* BRANO DA LEGGERE:
La decisione, da quello che ci risulta, era stata presa già da diverse settimane, ma il veloce deteriorarsi del quadro politico cittadino deve aver spinto ad anticipare l’ufficializzazione del “ritorno in campo”. “Faremo la nostra parte – scrive Giannini – per proporre idee ed iniziative, ma anche per esaminare con attenzione critica e senza pregiudizi l’evolversi del dibattito politico. Dobbiamo questo passo a tutti coloro che ci hanno sostenuto nel momento elettorale, e che si sono avvicinati a noi con l’obiettivo di interpretare la politica in un senso diverso da quello puramente partitico, vivendola nel quotidiano, in famiglia, nel lavoro, come un mezzo per interessarsi della collettività e senza posizioni preconcette”.
In merito allo stallo che si trova ad affrontare l’Amministrazione Ruggiano, Maurizio Giannini suggerisce “al sindaco e alla Giunta di individuare alcuni temi (pochi e molto sentiti dalla gente, da affrontare nel breve periodo, da qui a sei mesi) e di elaborare proposte molto concrete, da sottoporre ad assemblee pubbliche, negli incontri nelle frazioni e con le associazioni, alla stampa, diffondendole anche attraverso tutte le altre forme di comunicazione possibili. Andrà evidenziato con chiarezza che tali proposte saranno portate in Consiglio, dove la maggioranza numerica è del centrosinistra, che si assumerà ogni responsabilità dell’eventuale mancata approvazione“.

* I TUOI COMPITI:
1/ Indica se le seguenti affermazioni concordano con il brano da leggere e cita le parole che lo dimostrano. (a) La decisione era stata presa solo pochi giorni prima. (b) Giannini propone di affrontare i temi scelti entro sei mesi. (c) In Consiglio la maggioranza numerica è del centrodestra.
2/ Traduci in inglese questa frase del brano da leggere: «La decisione, da quello che ci risulta, era stata presa già da diverse settimane, ma il veloce deteriorarsi del quadro politico cittadino deve aver spinto ad anticipare l’ufficializzazione del “ritorno in campo”.»

* VOCI ESTRATTE:
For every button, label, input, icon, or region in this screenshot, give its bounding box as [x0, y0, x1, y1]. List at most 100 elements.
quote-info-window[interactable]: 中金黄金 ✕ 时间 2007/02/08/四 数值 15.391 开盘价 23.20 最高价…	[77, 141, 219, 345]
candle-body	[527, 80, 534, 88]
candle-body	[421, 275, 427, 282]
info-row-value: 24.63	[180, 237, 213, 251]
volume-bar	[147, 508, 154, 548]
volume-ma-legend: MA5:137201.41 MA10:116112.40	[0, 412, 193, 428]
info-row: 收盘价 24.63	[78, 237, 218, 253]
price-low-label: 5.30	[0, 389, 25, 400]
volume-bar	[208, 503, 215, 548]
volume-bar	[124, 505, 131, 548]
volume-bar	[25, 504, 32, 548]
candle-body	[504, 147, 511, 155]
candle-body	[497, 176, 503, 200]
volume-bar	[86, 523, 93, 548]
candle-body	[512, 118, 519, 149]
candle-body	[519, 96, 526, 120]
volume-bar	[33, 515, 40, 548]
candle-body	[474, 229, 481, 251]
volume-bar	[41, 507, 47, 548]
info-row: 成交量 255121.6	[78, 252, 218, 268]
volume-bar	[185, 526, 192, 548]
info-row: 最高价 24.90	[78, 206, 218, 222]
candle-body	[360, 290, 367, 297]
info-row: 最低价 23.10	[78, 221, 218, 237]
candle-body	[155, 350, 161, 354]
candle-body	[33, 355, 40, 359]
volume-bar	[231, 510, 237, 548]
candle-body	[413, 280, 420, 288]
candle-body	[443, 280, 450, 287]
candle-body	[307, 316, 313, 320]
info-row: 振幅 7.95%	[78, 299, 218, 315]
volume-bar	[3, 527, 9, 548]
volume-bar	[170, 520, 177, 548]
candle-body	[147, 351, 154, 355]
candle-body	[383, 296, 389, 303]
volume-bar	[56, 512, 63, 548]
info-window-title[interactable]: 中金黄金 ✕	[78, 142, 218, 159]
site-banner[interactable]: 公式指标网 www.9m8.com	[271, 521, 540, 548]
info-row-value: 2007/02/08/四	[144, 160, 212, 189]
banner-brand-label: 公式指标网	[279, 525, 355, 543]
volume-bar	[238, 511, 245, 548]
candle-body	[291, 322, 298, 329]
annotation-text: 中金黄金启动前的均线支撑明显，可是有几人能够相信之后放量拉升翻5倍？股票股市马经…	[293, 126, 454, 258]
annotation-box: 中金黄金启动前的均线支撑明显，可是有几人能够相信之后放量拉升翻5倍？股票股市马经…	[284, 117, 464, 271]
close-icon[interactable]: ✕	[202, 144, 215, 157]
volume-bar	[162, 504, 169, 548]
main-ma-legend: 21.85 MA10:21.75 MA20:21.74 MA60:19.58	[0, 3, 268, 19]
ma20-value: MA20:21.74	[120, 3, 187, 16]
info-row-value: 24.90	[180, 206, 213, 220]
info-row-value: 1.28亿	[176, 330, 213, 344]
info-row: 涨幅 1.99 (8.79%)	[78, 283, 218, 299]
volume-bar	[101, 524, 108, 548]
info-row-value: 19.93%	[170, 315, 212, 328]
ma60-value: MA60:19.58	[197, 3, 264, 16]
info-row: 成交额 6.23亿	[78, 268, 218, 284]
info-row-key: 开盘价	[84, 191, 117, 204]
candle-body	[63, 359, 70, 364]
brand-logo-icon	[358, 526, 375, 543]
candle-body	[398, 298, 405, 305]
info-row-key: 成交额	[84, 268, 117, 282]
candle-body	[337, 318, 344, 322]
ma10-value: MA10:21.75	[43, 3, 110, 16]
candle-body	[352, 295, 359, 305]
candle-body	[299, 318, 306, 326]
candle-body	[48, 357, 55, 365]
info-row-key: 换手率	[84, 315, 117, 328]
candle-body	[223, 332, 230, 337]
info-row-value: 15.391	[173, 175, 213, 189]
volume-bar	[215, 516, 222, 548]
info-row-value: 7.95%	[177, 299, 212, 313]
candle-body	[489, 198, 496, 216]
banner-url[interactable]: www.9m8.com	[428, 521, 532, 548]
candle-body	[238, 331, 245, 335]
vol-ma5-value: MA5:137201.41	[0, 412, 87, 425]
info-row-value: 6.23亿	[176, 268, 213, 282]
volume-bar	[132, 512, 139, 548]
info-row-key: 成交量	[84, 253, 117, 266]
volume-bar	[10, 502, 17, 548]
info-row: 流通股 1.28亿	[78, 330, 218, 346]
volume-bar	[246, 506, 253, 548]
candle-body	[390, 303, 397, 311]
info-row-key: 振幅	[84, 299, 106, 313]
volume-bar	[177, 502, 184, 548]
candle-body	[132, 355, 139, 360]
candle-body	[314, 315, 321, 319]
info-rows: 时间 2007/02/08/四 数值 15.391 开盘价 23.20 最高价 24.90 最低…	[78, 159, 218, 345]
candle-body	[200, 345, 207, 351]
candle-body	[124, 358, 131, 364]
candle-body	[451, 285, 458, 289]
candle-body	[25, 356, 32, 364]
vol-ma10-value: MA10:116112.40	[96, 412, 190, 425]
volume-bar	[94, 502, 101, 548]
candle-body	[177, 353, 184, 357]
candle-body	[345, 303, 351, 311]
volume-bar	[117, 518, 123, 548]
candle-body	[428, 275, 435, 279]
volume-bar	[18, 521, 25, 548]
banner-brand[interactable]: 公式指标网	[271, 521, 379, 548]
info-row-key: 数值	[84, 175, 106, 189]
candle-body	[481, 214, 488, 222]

* SOLUZIONI PROPOSTE:
1/
(a) No: «era stata presa già da diverse settimane».
(b) Sì: «da affrontare nel breve periodo, da qui a sei mesi».
(c) No: «dove la maggioranza numerica è del centrosinistra».

2/ As far as we know, the decision had already been made several weeks earlier, but the rapid deterioration of the city's political situation must have prompted an earlier official announcement of the "return to the field."